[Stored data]
#####

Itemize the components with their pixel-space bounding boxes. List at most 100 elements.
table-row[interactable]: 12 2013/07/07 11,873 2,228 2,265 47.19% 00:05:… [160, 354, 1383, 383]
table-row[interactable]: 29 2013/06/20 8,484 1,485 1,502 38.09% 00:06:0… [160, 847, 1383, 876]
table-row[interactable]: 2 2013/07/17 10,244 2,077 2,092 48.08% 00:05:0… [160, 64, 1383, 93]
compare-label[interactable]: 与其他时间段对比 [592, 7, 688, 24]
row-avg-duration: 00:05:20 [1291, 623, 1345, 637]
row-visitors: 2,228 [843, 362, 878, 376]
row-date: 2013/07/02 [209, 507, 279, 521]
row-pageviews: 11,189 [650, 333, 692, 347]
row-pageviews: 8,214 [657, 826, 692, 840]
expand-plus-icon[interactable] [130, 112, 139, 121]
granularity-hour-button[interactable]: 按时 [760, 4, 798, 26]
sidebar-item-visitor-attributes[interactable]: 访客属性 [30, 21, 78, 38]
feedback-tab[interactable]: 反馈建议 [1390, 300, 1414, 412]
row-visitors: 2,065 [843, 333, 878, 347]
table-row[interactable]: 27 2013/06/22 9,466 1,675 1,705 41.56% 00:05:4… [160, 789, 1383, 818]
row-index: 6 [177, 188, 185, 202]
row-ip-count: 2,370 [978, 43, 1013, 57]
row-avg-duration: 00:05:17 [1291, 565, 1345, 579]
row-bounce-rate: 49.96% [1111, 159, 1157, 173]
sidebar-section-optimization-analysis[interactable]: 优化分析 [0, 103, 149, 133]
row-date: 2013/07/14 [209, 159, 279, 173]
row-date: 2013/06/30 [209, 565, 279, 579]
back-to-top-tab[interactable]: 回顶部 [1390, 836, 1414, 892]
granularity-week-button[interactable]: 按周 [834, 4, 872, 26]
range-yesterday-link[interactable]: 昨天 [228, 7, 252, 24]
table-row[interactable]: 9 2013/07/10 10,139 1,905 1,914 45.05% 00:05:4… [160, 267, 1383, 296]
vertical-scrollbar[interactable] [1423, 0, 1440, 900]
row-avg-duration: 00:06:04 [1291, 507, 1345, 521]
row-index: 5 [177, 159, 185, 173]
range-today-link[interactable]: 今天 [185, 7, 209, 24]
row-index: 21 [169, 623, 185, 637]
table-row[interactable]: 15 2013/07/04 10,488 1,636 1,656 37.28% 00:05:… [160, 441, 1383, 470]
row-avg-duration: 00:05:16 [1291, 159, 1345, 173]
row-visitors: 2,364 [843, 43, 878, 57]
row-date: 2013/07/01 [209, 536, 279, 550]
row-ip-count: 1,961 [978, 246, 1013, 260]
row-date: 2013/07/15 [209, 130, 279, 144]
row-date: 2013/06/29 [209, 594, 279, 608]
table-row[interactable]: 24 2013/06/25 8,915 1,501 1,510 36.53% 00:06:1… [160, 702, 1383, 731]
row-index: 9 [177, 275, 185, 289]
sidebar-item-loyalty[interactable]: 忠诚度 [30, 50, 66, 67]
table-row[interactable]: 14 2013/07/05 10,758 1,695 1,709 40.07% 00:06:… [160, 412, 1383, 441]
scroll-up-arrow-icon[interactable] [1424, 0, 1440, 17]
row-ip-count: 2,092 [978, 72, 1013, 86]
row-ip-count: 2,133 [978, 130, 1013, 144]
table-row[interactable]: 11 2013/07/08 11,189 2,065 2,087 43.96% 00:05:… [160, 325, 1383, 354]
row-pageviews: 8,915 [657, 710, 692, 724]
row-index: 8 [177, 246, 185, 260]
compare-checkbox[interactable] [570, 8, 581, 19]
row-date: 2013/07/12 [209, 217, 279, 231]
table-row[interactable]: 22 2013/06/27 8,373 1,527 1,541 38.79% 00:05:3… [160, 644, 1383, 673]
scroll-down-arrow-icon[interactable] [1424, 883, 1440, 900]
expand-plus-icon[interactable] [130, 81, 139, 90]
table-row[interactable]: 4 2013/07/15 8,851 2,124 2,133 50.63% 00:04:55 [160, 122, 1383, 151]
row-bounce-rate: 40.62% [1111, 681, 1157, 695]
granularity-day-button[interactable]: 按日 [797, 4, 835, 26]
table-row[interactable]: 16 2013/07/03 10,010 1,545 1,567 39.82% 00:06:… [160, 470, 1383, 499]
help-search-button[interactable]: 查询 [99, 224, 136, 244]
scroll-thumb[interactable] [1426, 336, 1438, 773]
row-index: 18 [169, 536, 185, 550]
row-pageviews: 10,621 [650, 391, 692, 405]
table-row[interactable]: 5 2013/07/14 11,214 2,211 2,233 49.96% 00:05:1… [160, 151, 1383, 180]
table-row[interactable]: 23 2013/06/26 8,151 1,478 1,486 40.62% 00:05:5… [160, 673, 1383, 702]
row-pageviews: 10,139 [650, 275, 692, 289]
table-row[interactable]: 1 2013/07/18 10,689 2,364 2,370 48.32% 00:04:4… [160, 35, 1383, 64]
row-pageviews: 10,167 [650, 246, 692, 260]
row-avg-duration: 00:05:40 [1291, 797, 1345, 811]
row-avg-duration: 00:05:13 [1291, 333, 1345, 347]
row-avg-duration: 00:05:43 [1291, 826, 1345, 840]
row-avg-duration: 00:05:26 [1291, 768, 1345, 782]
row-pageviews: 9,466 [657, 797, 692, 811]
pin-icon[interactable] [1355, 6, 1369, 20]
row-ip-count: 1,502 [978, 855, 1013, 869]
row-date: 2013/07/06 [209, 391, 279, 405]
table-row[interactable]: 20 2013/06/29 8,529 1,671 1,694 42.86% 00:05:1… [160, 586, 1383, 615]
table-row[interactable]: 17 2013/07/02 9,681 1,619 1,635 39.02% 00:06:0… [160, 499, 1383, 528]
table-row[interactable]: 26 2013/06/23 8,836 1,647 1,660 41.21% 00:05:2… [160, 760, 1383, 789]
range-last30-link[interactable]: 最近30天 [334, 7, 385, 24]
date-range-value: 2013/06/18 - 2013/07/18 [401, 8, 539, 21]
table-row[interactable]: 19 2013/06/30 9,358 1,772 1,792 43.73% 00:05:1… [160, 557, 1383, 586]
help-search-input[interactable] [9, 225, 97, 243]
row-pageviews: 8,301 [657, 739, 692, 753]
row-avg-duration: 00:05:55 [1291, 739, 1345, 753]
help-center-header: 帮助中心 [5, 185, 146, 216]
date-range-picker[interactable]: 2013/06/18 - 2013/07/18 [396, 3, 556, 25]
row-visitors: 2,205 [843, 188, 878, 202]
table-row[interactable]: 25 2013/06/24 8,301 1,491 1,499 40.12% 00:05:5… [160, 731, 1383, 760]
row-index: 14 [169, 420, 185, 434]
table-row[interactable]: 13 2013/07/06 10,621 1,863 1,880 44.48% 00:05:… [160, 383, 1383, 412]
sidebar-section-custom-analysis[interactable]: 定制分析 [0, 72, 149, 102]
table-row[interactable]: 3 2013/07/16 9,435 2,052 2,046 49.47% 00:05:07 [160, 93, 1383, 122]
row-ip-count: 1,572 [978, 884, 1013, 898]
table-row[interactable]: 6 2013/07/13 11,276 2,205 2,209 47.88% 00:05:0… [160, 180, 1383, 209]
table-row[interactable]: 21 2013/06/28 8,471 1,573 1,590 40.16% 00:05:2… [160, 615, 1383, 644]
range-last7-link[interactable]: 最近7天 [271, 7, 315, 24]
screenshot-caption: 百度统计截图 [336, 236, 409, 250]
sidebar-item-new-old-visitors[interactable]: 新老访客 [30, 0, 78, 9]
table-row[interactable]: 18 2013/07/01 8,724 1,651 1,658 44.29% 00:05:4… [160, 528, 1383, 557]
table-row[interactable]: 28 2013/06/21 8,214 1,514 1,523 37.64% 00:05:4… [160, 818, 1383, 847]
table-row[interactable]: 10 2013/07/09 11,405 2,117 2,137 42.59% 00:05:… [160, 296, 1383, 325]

#####

Reproduce the records verbatim from the beginning through the line containing "compare-label[interactable]: 与其他时间段对比 [592, 7, 688, 24]", including that final line.

**Expected answer**
Itemize the components with their pixel-space bounding boxes. List at most 100 elements.
table-row[interactable]: 12 2013/07/07 11,873 2,228 2,265 47.19% 00:05:… [160, 354, 1383, 383]
table-row[interactable]: 29 2013/06/20 8,484 1,485 1,502 38.09% 00:06:0… [160, 847, 1383, 876]
table-row[interactable]: 2 2013/07/17 10,244 2,077 2,092 48.08% 00:05:0… [160, 64, 1383, 93]
compare-label[interactable]: 与其他时间段对比 [592, 7, 688, 24]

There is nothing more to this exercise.